Given instruction:
Copy each line containing the word "this" from the records that follow, please.

* start Material supplied *

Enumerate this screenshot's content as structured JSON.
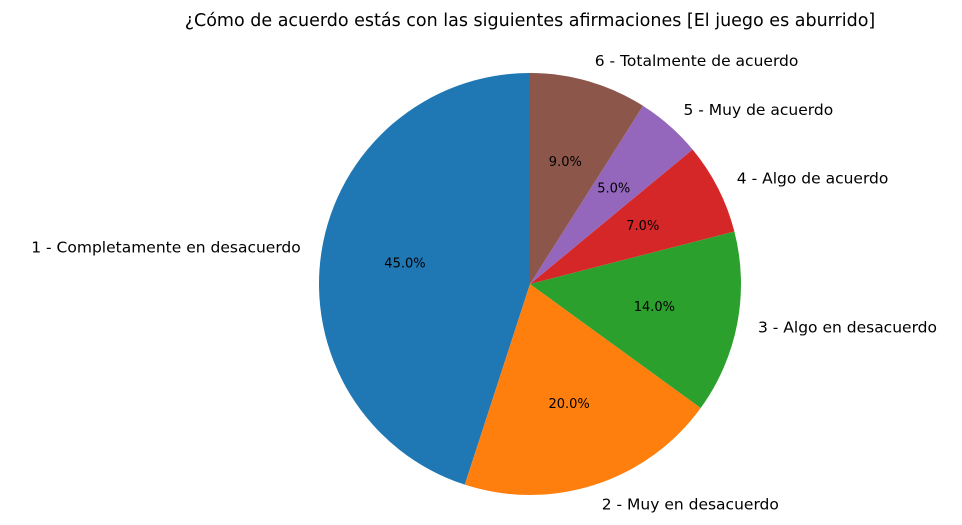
{
  "chart_data": {
    "type": "pie",
    "title": "¿Cómo de acuerdo estás con las siguientes afirmaciones [El juego es aburrido]",
    "categories": [
      "1 - Completamente en desacuerdo",
      "2 - Muy en desacuerdo",
      "3 - Algo en desacuerdo",
      "4 - Algo de acuerdo",
      "5 - Muy de acuerdo",
      "6 - Totalmente de acuerdo"
    ],
    "values": [
      45.0,
      20.0,
      14.0,
      7.0,
      5.0,
      9.0
    ],
    "value_labels": [
      "45.0%",
      "20.0%",
      "14.0%",
      "7.0%",
      "5.0%",
      "9.0%"
    ],
    "colors": [
      "#1f77b4",
      "#ff7f0e",
      "#2ca02c",
      "#d62728",
      "#9467bd",
      "#8c564b"
    ],
    "start_angle": "top",
    "direction": "counterclockwise",
    "legend": "none"
  }
}
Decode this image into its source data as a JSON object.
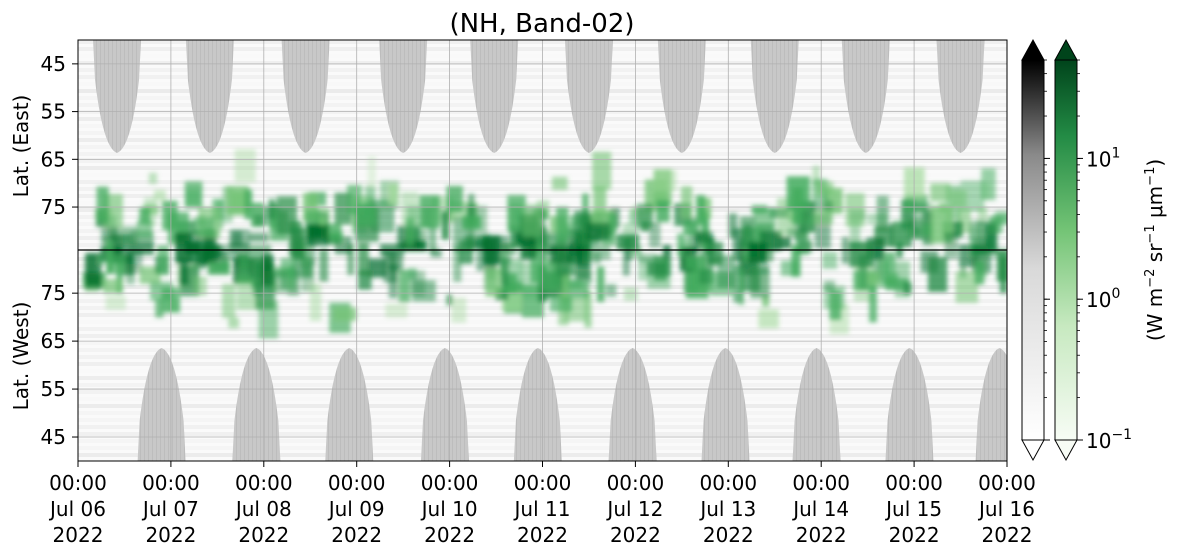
{
  "chart_data": {
    "type": "heatmap",
    "title": "(NH, Band-02)",
    "x_ticks": [
      {
        "label": [
          "00:00",
          "Jul 06",
          "2022"
        ]
      },
      {
        "label": [
          "00:00",
          "Jul 07",
          "2022"
        ]
      },
      {
        "label": [
          "00:00",
          "Jul 08",
          "2022"
        ]
      },
      {
        "label": [
          "00:00",
          "Jul 09",
          "2022"
        ]
      },
      {
        "label": [
          "00:00",
          "Jul 10",
          "2022"
        ]
      },
      {
        "label": [
          "00:00",
          "Jul 11",
          "2022"
        ]
      },
      {
        "label": [
          "00:00",
          "Jul 12",
          "2022"
        ]
      },
      {
        "label": [
          "00:00",
          "Jul 13",
          "2022"
        ]
      },
      {
        "label": [
          "00:00",
          "Jul 14",
          "2022"
        ]
      },
      {
        "label": [
          "00:00",
          "Jul 15",
          "2022"
        ]
      },
      {
        "label": [
          "00:00",
          "Jul 16",
          "2022"
        ]
      }
    ],
    "x_range": [
      "2022-07-06 00:00",
      "2022-07-16 00:00"
    ],
    "y_upper": {
      "label": "Lat. (East)",
      "ticks": [
        "45",
        "55",
        "65",
        "75"
      ],
      "range": [
        40,
        84
      ]
    },
    "y_lower": {
      "label": "Lat. (West)",
      "ticks": [
        "75",
        "65",
        "55",
        "45"
      ],
      "range": [
        84,
        40
      ]
    },
    "colorbar": {
      "label": "(W m$^{-2}$ sr$^{-1}$ $\\mu$m$^{-1}$)",
      "label_parts": [
        "(W m",
        "−2",
        " sr",
        "−1",
        " μm",
        "−1",
        ")"
      ],
      "scale": "log",
      "range": [
        0.1,
        50
      ],
      "tick_labels": [
        {
          "base": "10",
          "exp": "1"
        },
        {
          "base": "10",
          "exp": "0"
        },
        {
          "base": "10",
          "exp": "−1"
        }
      ],
      "colormaps": [
        "Greys",
        "Greens"
      ],
      "extend": "both"
    },
    "grid": true,
    "colors": {
      "green_dark": "#00441b",
      "green_light": "#f7fcf5",
      "grey_dark": "#000000",
      "grey_light": "#ffffff",
      "nodata": "#c8c8c8"
    }
  }
}
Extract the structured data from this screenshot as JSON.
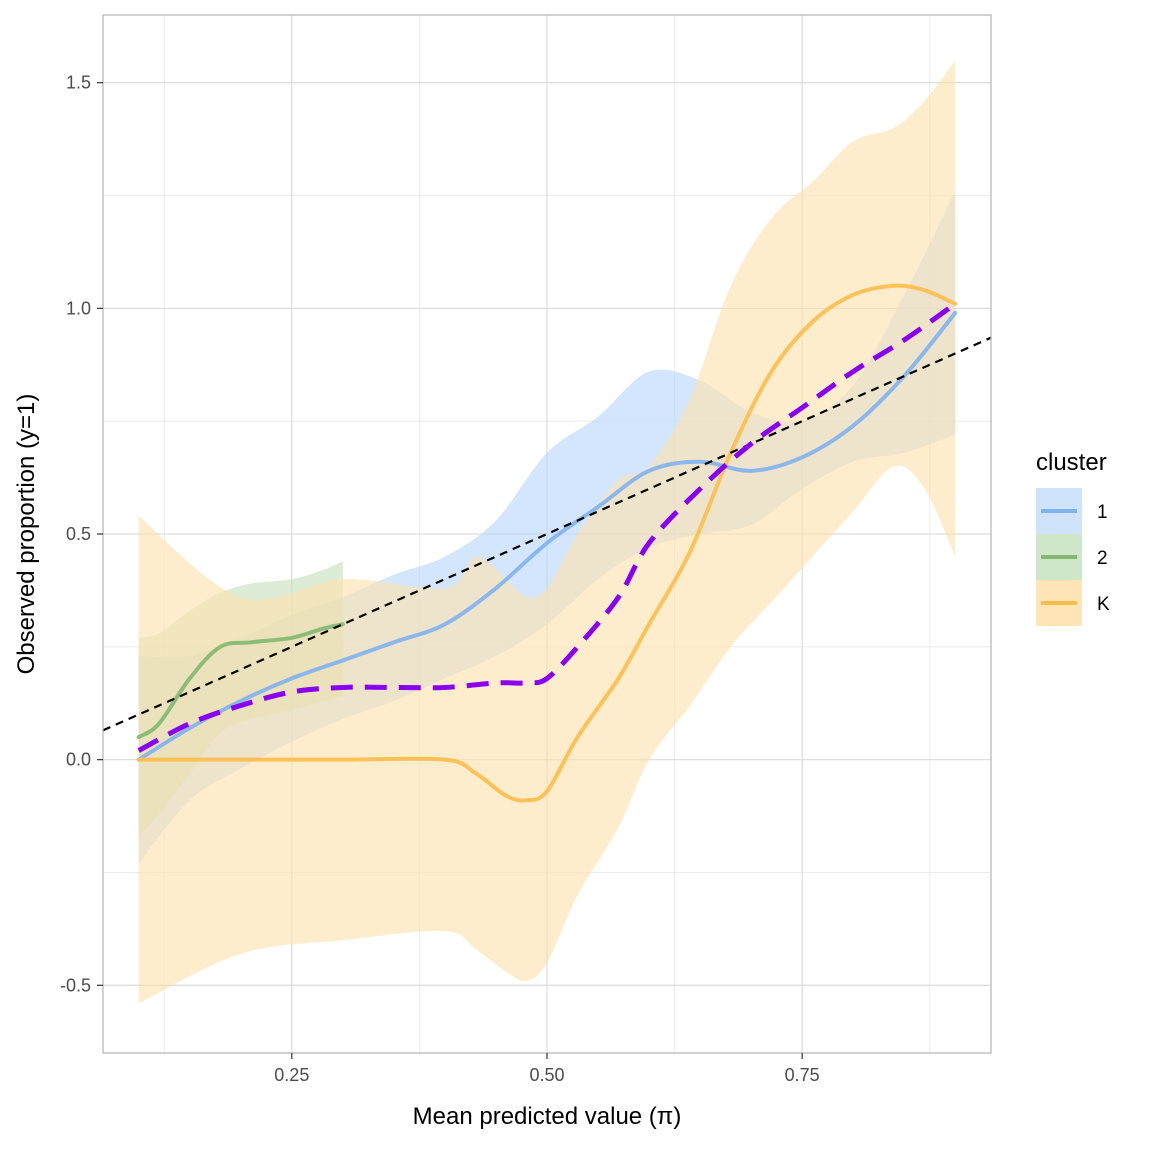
{
  "chart_data": {
    "type": "line",
    "xlabel": "Mean predicted value (π)",
    "ylabel": "Observed proportion (y=1)",
    "xlim": [
      0.065,
      0.935
    ],
    "ylim": [
      -0.65,
      1.65
    ],
    "x_ticks": [
      0.25,
      0.5,
      0.75
    ],
    "x_tick_labels": [
      "0.25",
      "0.50",
      "0.75"
    ],
    "x_minor": [
      0.125,
      0.375,
      0.625,
      0.875
    ],
    "y_ticks": [
      -0.5,
      0.0,
      0.5,
      1.0,
      1.5
    ],
    "y_tick_labels": [
      "-0.5",
      "0.0",
      "0.5",
      "1.0",
      "1.5"
    ],
    "y_minor": [
      -0.25,
      0.25,
      0.75,
      1.25
    ],
    "grid": true,
    "legend": {
      "title": "cluster",
      "placement": "right",
      "entries": [
        {
          "label": "1",
          "color": "#7fb2f0",
          "fill": "#cfe3fb"
        },
        {
          "label": "2",
          "color": "#7fba6f",
          "fill": "#cfe6c8"
        },
        {
          "label": "K",
          "color": "#fdbd4a",
          "fill": "#fde5b6"
        }
      ]
    },
    "series": [
      {
        "name": "1",
        "color": "#7fb2f0",
        "fill": "#b9d7fb",
        "x": [
          0.1,
          0.15,
          0.2,
          0.25,
          0.3,
          0.35,
          0.4,
          0.45,
          0.5,
          0.55,
          0.6,
          0.65,
          0.7,
          0.75,
          0.8,
          0.85,
          0.9
        ],
        "y": [
          0.0,
          0.07,
          0.13,
          0.18,
          0.22,
          0.26,
          0.3,
          0.38,
          0.48,
          0.56,
          0.64,
          0.66,
          0.64,
          0.67,
          0.74,
          0.85,
          0.99
        ],
        "lower": [
          -0.23,
          -0.09,
          -0.02,
          0.04,
          0.09,
          0.13,
          0.18,
          0.23,
          0.3,
          0.4,
          0.47,
          0.5,
          0.52,
          0.6,
          0.66,
          0.68,
          0.72
        ],
        "upper": [
          0.23,
          0.23,
          0.27,
          0.32,
          0.36,
          0.41,
          0.45,
          0.53,
          0.68,
          0.76,
          0.86,
          0.84,
          0.77,
          0.75,
          0.83,
          1.03,
          1.26
        ]
      },
      {
        "name": "2",
        "color": "#7fba6f",
        "fill": "#c7e1bf",
        "x": [
          0.1,
          0.12,
          0.15,
          0.18,
          0.21,
          0.25,
          0.28,
          0.3
        ],
        "y": [
          0.05,
          0.08,
          0.18,
          0.25,
          0.26,
          0.27,
          0.29,
          0.3
        ],
        "lower": [
          -0.17,
          -0.12,
          -0.03,
          0.06,
          0.09,
          0.11,
          0.13,
          0.14
        ],
        "upper": [
          0.27,
          0.28,
          0.33,
          0.37,
          0.39,
          0.4,
          0.42,
          0.44
        ]
      },
      {
        "name": "K",
        "color": "#fdbd4a",
        "fill": "#fde2ac",
        "x": [
          0.1,
          0.2,
          0.3,
          0.4,
          0.43,
          0.46,
          0.48,
          0.5,
          0.53,
          0.57,
          0.6,
          0.64,
          0.68,
          0.72,
          0.76,
          0.8,
          0.84,
          0.87,
          0.9
        ],
        "y": [
          0.0,
          0.0,
          0.0,
          0.0,
          -0.03,
          -0.08,
          -0.09,
          -0.07,
          0.05,
          0.18,
          0.3,
          0.46,
          0.68,
          0.86,
          0.97,
          1.03,
          1.05,
          1.04,
          1.01
        ],
        "lower": [
          -0.54,
          -0.43,
          -0.4,
          -0.38,
          -0.42,
          -0.47,
          -0.49,
          -0.45,
          -0.3,
          -0.15,
          0.0,
          0.12,
          0.25,
          0.35,
          0.45,
          0.55,
          0.65,
          0.6,
          0.45
        ],
        "upper": [
          0.54,
          0.36,
          0.4,
          0.38,
          0.45,
          0.4,
          0.36,
          0.38,
          0.5,
          0.62,
          0.65,
          0.8,
          1.05,
          1.2,
          1.28,
          1.37,
          1.4,
          1.46,
          1.55
        ]
      }
    ],
    "reference_lines": [
      {
        "name": "identity",
        "color": "#000000",
        "dash": "8,6",
        "x": [
          0.065,
          0.935
        ],
        "y": [
          0.065,
          0.935
        ]
      },
      {
        "name": "pooled",
        "color": "#8a00f0",
        "dash": "22,12",
        "x": [
          0.1,
          0.15,
          0.2,
          0.25,
          0.3,
          0.35,
          0.4,
          0.45,
          0.48,
          0.5,
          0.53,
          0.57,
          0.6,
          0.65,
          0.7,
          0.75,
          0.8,
          0.85,
          0.9
        ],
        "y": [
          0.02,
          0.08,
          0.12,
          0.15,
          0.16,
          0.16,
          0.16,
          0.17,
          0.17,
          0.18,
          0.25,
          0.36,
          0.48,
          0.6,
          0.7,
          0.78,
          0.86,
          0.93,
          1.01
        ]
      }
    ]
  }
}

* end Material supplied *

Task output:
Enumerate this screenshot's content as structured JSON.
Decode this image into its source data as a JSON object.
Extract the structured data from this screenshot as JSON.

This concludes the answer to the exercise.